**To be done**
Scan each line of the records for the word "from" and extract the ones that have it.

**Collected data entries**
— BEGIN —

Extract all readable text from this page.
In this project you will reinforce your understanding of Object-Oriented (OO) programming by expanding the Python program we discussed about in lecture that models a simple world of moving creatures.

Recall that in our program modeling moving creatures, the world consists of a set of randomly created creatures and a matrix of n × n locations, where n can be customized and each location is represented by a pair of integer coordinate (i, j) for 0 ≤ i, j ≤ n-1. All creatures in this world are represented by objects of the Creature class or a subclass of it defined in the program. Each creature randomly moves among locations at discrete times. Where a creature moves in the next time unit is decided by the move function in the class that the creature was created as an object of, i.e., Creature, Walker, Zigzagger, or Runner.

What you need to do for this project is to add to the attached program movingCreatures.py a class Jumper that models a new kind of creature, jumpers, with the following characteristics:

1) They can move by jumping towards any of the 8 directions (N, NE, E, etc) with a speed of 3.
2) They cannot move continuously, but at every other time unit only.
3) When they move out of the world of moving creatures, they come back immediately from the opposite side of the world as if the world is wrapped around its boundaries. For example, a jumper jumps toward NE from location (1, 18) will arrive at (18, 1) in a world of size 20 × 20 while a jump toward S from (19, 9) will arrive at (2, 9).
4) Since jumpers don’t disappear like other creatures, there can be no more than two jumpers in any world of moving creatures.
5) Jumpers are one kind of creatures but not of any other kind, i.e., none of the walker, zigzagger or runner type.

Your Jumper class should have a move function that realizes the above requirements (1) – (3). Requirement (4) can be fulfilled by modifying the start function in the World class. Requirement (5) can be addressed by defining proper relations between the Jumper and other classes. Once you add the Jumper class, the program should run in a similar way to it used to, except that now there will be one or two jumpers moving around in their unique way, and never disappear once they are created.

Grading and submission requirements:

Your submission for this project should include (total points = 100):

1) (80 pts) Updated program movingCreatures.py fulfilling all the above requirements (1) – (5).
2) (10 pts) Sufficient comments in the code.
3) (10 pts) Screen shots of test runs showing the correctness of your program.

— END —

**Full response**
Extract all readable text from this page.
3) When they move out of the world of moving creatures, they come back immediately from the opposite side of the world as if the world is wrapped around its boundaries. For example, a jumper jumps toward NE from location (1, 18) will arrive at (18, 1) in a world of size 20 × 20 while a jump toward S from (19, 9) will arrive at (2, 9).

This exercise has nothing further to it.